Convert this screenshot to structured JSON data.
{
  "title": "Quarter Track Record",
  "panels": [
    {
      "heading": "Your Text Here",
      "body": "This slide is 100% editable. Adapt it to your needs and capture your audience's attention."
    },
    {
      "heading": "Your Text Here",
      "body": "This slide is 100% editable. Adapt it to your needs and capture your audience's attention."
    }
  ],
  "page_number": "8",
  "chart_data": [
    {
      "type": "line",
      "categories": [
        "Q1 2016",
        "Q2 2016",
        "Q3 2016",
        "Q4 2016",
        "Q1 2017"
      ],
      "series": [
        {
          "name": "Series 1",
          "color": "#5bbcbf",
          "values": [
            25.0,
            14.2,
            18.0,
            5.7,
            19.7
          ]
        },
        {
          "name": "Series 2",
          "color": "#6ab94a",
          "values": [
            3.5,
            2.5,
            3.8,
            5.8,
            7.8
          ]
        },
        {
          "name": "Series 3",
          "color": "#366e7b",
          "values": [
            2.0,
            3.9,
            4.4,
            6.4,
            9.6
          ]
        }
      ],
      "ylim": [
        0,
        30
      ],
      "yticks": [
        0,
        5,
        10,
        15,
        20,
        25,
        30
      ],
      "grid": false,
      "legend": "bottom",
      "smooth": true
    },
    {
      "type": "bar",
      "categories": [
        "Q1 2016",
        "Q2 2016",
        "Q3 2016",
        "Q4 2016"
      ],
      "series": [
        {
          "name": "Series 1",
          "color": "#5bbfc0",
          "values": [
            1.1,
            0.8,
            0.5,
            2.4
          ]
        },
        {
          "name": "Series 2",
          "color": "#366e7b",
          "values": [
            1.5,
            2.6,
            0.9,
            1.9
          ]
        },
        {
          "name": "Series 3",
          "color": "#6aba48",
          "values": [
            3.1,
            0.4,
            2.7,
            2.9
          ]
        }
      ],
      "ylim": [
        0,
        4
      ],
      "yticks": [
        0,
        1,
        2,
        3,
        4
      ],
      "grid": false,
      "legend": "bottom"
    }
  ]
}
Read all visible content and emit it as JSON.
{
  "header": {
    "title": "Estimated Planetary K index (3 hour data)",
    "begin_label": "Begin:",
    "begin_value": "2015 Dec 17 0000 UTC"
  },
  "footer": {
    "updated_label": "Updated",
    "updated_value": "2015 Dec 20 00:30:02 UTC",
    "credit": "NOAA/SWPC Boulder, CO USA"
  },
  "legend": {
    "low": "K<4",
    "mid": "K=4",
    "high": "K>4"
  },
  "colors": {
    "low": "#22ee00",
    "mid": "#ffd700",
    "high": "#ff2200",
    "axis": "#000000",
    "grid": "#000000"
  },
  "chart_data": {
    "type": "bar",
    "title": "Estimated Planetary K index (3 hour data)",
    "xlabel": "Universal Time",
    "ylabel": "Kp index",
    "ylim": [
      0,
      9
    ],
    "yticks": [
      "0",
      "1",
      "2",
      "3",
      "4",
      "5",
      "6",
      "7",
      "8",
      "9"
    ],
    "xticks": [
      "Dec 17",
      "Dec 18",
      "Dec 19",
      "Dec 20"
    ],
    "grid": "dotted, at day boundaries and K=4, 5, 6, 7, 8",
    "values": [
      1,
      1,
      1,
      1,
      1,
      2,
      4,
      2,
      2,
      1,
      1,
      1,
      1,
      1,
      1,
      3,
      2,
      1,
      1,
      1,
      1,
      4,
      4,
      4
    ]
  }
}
----------
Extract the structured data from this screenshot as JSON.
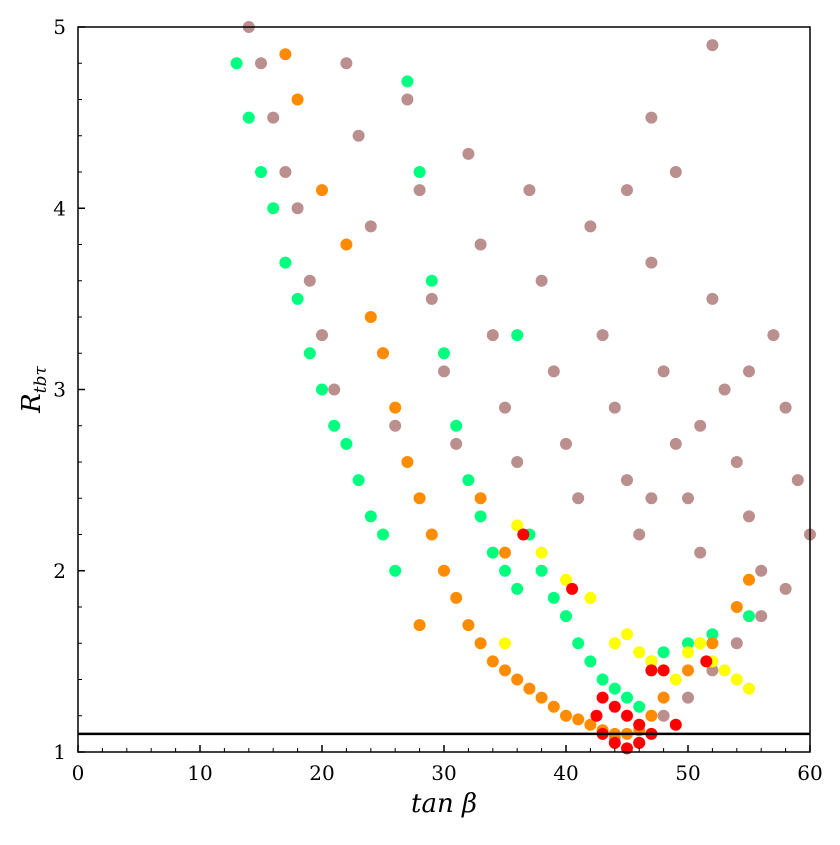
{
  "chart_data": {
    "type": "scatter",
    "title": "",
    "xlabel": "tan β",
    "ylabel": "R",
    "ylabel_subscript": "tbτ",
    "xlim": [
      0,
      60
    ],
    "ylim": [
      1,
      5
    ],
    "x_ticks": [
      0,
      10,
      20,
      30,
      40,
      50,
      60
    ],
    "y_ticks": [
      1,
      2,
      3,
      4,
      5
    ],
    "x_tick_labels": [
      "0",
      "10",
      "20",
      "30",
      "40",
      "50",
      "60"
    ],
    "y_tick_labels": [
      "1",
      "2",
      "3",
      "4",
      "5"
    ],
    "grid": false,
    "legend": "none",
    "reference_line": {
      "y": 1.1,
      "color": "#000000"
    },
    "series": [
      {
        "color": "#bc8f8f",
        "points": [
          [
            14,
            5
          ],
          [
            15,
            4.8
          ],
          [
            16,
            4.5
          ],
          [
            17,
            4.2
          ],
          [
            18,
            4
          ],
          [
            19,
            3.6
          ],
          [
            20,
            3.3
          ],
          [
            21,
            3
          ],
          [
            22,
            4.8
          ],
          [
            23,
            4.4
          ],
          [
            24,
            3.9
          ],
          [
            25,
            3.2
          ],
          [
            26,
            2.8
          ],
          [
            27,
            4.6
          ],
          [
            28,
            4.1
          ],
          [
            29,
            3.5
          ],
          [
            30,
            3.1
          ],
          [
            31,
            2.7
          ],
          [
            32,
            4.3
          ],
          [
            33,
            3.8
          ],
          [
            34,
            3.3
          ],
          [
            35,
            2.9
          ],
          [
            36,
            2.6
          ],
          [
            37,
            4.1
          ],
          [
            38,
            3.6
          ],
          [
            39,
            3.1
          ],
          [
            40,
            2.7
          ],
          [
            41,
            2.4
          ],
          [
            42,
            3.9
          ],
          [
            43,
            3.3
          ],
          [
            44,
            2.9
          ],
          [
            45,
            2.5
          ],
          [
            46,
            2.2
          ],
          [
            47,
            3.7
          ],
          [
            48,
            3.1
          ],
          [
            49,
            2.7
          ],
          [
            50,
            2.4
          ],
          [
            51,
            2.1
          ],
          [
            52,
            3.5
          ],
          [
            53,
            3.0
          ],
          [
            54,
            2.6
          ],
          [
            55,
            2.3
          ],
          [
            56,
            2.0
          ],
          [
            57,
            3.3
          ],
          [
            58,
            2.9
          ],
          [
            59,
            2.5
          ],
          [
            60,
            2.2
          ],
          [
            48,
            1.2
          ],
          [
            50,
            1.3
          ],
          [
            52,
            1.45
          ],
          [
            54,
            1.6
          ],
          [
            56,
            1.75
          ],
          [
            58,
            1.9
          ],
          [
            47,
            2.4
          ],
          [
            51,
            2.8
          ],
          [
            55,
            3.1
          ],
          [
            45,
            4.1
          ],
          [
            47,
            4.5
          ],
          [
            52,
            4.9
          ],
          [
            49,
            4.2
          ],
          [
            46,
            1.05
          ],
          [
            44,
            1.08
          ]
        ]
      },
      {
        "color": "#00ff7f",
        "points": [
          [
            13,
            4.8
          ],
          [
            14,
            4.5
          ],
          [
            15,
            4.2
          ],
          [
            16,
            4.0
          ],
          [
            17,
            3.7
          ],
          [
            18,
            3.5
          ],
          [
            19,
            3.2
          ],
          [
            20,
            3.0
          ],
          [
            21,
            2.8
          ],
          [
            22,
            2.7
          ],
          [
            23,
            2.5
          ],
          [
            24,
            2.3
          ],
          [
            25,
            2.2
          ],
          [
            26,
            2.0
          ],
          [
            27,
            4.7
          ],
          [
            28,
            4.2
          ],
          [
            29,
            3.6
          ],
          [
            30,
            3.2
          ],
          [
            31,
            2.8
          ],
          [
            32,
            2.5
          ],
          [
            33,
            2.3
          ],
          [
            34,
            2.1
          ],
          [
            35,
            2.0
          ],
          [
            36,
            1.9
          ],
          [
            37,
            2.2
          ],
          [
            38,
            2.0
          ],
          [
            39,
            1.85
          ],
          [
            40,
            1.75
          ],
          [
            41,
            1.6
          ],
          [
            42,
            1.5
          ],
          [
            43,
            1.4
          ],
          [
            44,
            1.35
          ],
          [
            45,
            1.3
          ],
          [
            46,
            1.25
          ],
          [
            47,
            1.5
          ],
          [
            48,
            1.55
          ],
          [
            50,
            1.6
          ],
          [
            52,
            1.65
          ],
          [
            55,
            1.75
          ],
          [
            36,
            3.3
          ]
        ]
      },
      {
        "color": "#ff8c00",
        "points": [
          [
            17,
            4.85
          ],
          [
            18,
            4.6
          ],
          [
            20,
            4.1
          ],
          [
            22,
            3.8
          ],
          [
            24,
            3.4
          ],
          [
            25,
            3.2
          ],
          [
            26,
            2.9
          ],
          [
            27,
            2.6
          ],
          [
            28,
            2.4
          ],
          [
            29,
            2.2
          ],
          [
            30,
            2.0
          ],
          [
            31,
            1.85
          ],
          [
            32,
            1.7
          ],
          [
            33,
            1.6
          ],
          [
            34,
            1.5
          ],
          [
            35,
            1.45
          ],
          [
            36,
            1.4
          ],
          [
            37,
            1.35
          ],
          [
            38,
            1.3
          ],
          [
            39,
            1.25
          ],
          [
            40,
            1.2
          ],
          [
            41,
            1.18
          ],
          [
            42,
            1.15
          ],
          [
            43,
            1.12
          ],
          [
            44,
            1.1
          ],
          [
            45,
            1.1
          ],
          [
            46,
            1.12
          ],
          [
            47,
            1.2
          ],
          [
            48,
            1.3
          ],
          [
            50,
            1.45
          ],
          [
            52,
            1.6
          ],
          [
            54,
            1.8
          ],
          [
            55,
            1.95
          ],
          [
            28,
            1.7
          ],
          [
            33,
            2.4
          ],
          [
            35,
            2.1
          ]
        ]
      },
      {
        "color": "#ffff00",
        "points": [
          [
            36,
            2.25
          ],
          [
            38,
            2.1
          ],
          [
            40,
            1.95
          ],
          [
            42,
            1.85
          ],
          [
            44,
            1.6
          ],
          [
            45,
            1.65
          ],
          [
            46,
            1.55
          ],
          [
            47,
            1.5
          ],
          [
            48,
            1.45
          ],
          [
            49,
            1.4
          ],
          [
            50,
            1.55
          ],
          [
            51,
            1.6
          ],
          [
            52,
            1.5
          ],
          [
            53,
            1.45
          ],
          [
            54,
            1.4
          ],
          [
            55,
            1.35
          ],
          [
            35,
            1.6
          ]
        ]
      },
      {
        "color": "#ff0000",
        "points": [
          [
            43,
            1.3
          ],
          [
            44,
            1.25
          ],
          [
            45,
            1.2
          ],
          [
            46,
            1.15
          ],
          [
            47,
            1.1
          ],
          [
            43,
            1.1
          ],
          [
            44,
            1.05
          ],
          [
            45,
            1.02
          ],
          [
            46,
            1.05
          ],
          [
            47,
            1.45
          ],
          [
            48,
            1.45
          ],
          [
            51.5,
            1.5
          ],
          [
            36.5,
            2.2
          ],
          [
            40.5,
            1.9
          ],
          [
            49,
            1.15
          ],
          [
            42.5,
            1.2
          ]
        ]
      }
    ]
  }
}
----------
# WHAT TO DO:
Look through the lines above and collect those with the word "JSON".

# REPLY TO THE TASK:
Convert this screenshot to structured JSON data.
Read all visible content and emit it as JSON.
Extract the structured data from this screenshot as JSON.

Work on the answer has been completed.